Set exercise —
The exercise asks for every line of the data to be reproduced exactly.

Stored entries
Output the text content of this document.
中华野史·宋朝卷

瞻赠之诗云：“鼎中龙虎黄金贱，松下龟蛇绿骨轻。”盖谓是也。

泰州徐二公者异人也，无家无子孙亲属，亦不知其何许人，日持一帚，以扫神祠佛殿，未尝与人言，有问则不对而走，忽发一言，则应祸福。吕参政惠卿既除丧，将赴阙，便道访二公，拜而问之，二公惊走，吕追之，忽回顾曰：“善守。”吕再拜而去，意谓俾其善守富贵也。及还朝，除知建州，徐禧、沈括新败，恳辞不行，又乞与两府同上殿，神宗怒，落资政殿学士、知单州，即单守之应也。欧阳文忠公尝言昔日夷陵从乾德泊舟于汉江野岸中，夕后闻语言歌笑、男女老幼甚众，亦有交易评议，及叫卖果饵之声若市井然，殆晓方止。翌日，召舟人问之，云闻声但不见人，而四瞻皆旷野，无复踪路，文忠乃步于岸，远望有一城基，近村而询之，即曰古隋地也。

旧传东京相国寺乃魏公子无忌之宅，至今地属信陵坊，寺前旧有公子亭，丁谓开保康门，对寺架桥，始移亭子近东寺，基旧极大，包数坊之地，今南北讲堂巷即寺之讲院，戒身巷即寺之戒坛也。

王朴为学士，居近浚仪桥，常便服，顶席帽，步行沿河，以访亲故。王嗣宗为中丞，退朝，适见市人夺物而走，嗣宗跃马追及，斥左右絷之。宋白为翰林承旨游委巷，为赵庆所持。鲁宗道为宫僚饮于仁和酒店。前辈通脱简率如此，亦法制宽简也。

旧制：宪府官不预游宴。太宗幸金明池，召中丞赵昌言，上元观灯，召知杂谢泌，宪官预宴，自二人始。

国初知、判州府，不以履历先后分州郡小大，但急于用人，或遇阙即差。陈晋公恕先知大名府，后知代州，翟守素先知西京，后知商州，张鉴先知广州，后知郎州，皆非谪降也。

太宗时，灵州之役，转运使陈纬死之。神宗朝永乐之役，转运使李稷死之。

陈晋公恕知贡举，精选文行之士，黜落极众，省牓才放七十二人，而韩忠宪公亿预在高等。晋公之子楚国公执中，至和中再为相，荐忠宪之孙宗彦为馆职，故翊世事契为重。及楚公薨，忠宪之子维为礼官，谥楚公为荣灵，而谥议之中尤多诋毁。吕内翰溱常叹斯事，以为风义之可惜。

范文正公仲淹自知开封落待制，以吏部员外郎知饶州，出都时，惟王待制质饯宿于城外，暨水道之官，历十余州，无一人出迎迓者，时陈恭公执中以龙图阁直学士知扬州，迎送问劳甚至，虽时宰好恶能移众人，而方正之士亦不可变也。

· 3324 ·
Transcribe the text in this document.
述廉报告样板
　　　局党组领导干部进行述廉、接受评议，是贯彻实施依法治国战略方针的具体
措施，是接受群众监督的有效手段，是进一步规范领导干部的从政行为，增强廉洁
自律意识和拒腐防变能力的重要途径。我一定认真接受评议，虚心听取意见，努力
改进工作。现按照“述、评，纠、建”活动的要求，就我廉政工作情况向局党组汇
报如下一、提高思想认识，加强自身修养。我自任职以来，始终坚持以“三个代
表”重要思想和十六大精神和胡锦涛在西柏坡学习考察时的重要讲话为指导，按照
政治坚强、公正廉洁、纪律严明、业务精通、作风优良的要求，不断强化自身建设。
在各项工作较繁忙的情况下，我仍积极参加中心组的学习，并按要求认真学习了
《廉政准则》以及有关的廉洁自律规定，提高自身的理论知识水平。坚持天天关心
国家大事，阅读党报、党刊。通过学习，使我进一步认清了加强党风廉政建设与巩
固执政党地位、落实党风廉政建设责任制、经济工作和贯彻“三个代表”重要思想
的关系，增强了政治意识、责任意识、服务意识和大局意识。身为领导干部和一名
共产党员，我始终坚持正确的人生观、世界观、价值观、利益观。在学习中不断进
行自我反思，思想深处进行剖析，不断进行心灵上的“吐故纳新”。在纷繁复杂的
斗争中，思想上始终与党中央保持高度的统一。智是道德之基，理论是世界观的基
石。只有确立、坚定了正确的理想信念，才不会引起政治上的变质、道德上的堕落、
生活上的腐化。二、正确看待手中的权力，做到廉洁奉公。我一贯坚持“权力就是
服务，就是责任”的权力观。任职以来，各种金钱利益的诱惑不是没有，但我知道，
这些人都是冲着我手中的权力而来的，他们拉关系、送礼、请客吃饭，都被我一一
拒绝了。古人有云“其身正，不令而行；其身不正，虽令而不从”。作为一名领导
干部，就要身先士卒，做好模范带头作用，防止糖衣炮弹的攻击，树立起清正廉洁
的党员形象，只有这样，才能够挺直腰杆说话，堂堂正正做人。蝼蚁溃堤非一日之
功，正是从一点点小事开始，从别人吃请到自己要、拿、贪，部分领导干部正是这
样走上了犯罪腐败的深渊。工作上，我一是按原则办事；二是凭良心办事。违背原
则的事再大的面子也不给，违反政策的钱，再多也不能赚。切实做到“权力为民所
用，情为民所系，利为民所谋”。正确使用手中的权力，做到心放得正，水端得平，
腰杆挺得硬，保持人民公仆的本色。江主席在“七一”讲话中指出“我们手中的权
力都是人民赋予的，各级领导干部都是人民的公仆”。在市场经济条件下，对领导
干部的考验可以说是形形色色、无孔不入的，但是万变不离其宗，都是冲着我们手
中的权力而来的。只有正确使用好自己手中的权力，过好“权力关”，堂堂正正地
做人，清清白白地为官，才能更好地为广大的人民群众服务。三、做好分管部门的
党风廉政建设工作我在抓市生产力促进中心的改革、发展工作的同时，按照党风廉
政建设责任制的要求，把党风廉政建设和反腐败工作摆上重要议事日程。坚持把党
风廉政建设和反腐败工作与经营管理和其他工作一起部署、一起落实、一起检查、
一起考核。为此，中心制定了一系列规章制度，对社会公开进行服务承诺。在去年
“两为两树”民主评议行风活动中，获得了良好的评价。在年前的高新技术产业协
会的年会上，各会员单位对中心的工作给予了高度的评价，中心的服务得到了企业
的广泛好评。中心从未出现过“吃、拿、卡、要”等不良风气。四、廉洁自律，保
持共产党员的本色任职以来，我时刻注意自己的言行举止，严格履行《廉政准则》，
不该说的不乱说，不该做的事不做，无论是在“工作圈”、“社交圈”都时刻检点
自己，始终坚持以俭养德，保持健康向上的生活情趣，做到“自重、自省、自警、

Solution to this problem —
Output the text content of this document.
中华野史·宋朝卷

瞻赠之诗云：“鼎中龙虎黄金贱，松下龟蛇绿骨轻。”盖谓是也。

泰州徐二公者异人也，无家无子孙亲属，亦不知其何许人，日持一帚，以扫神祠佛殿，未尝与人言，有问则不对而走，忽发一言，则应祸福。吕参政惠卿既除丧，将赴阙，便道访二公，拜而问之，二公惊走，吕追之，忽回顾曰：“善守。”吕再拜而去，意谓俾其善守富贵也。及还朝，除知建州，徐禧、沈括新败，恳辞不行，又乞与两府同上殿，神宗怒，落资政殿学士、知单州，即单守之应也。欧阳文忠公尝言昔日夷陵从乾德泊舟于汉江野岸中，夕后闻语言歌笑、男女老幼甚众，亦有交易评议，及叫卖果饵之声若市井然，殆晓方止。翌日，召舟人问之，云闻声但不见人，而四瞻皆旷野，无复踪路，文忠乃步于岸，远望有一城基，近村而询之，即曰古隋地也。

旧传东京相国寺乃魏公子无忌之宅，至今地属信陵坊，寺前旧有公子亭，丁谓开保康门，对寺架桥，始移亭子近东寺，基旧极大，包数坊之地，今南北讲堂巷即寺之讲院，戒身巷即寺之戒坛也。

王朴为学士，居近浚仪桥，常便服，顶席帽，步行沿河，以访亲故。王嗣宗为中丞，退朝，适见市人夺物而走，嗣宗跃马追及，斥左右絷之。宋白为翰林承旨游委巷，为赵庆所持。鲁宗道为宫僚饮于仁和酒店。前辈通脱简率如此，亦法制宽简也。

旧制：宪府官不预游宴。太宗幸金明池，召中丞赵昌言，上元观灯，召知杂谢泌，宪官预宴，自二人始。

国初知、判州府，不以履历先后分州郡小大，但急于用人，或遇阙即差。陈晋公恕先知大名府，后知代州，翟守素先知西京，后知商州，张鉴先知广州，后知郎州，皆非谪降也。

太宗时，灵州之役，转运使陈纬死之。神宗朝永乐之役，转运使李稷死之。

陈晋公恕知贡举，精选文行之士，黜落极众，省牓才放七十二人，而韩忠宪公亿预在高等。晋公之子楚国公执中，至和中再为相，荐忠宪之孙宗彦为馆职，故翊世事契为重。及楚公薨，忠宪之子维为礼官，谥楚公为荣灵，而谥议之中尤多诋毁。吕内翰溱常叹斯事，以为风义之可惜。

范文正公仲淹自知开封落待制，以吏部员外郎知饶州，出都时，惟王待制质饯宿于城外，暨水道之官，历十余州，无一人出迎迓者，时陈恭公执中以龙图阁直学士知扬州，迎送问劳甚至，虽时宰好恶能移众人，而方正之士亦不可变也。

· 3324 ·
Transcribe the text in this document.
述廉报告样板
　　　局党组领导干部进行述廉、接受评议，是贯彻实施依法治国战略方针的具体
措施，是接受群众监督的有效手段，是进一步规范领导干部的从政行为，增强廉洁
自律意识和拒腐防变能力的重要途径。我一定认真接受评议，虚心听取意见，努力
改进工作。现按照“述、评，纠、建”活动的要求，就我廉政工作情况向局党组汇
报如下一、提高思想认识，加强自身修养。我自任职以来，始终坚持以“三个代
表”重要思想和十六大精神和胡锦涛在西柏坡学习考察时的重要讲话为指导，按照
政治坚强、公正廉洁、纪律严明、业务精通、作风优良的要求，不断强化自身建设。
在各项工作较繁忙的情况下，我仍积极参加中心组的学习，并按要求认真学习了
《廉政准则》以及有关的廉洁自律规定，提高自身的理论知识水平。坚持天天关心
国家大事，阅读党报、党刊。通过学习，使我进一步认清了加强党风廉政建设与巩
固执政党地位、落实党风廉政建设责任制、经济工作和贯彻“三个代表”重要思想
的关系，增强了政治意识、责任意识、服务意识和大局意识。身为领导干部和一名
共产党员，我始终坚持正确的人生观、世界观、价值观、利益观。在学习中不断进
行自我反思，思想深处进行剖析，不断进行心灵上的“吐故纳新”。在纷繁复杂的
斗争中，思想上始终与党中央保持高度的统一。智是道德之基，理论是世界观的基
石。只有确立、坚定了正确的理想信念，才不会引起政治上的变质、道德上的堕落、
生活上的腐化。二、正确看待手中的权力，做到廉洁奉公。我一贯坚持“权力就是
服务，就是责任”的权力观。任职以来，各种金钱利益的诱惑不是没有，但我知道，
这些人都是冲着我手中的权力而来的，他们拉关系、送礼、请客吃饭，都被我一一
拒绝了。古人有云“其身正，不令而行；其身不正，虽令而不从”。作为一名领导
干部，就要身先士卒，做好模范带头作用，防止糖衣炮弹的攻击，树立起清正廉洁
的党员形象，只有这样，才能够挺直腰杆说话，堂堂正正做人。蝼蚁溃堤非一日之
功，正是从一点点小事开始，从别人吃请到自己要、拿、贪，部分领导干部正是这
样走上了犯罪腐败的深渊。工作上，我一是按原则办事；二是凭良心办事。违背原
则的事再大的面子也不给，违反政策的钱，再多也不能赚。切实做到“权力为民所
用，情为民所系，利为民所谋”。正确使用手中的权力，做到心放得正，水端得平，
腰杆挺得硬，保持人民公仆的本色。江主席在“七一”讲话中指出“我们手中的权
力都是人民赋予的，各级领导干部都是人民的公仆”。在市场经济条件下，对领导
干部的考验可以说是形形色色、无孔不入的，但是万变不离其宗，都是冲着我们手
中的权力而来的。只有正确使用好自己手中的权力，过好“权力关”，堂堂正正地
做人，清清白白地为官，才能更好地为广大的人民群众服务。三、做好分管部门的
党风廉政建设工作我在抓市生产力促进中心的改革、发展工作的同时，按照党风廉
政建设责任制的要求，把党风廉政建设和反腐败工作摆上重要议事日程。坚持把党
风廉政建设和反腐败工作与经营管理和其他工作一起部署、一起落实、一起检查、
一起考核。为此，中心制定了一系列规章制度，对社会公开进行服务承诺。在去年
“两为两树”民主评议行风活动中，获得了良好的评价。在年前的高新技术产业协
会的年会上，各会员单位对中心的工作给予了高度的评价，中心的服务得到了企业
的广泛好评。中心从未出现过“吃、拿、卡、要”等不良风气。四、廉洁自律，保
持共产党员的本色任职以来，我时刻注意自己的言行举止，严格履行《廉政准则》，
不该说的不乱说，不该做的事不做，无论是在“工作圈”、“社交圈”都时刻检点
自己，始终坚持以俭养德，保持健康向上的生活情趣，做到“自重、自省、自警、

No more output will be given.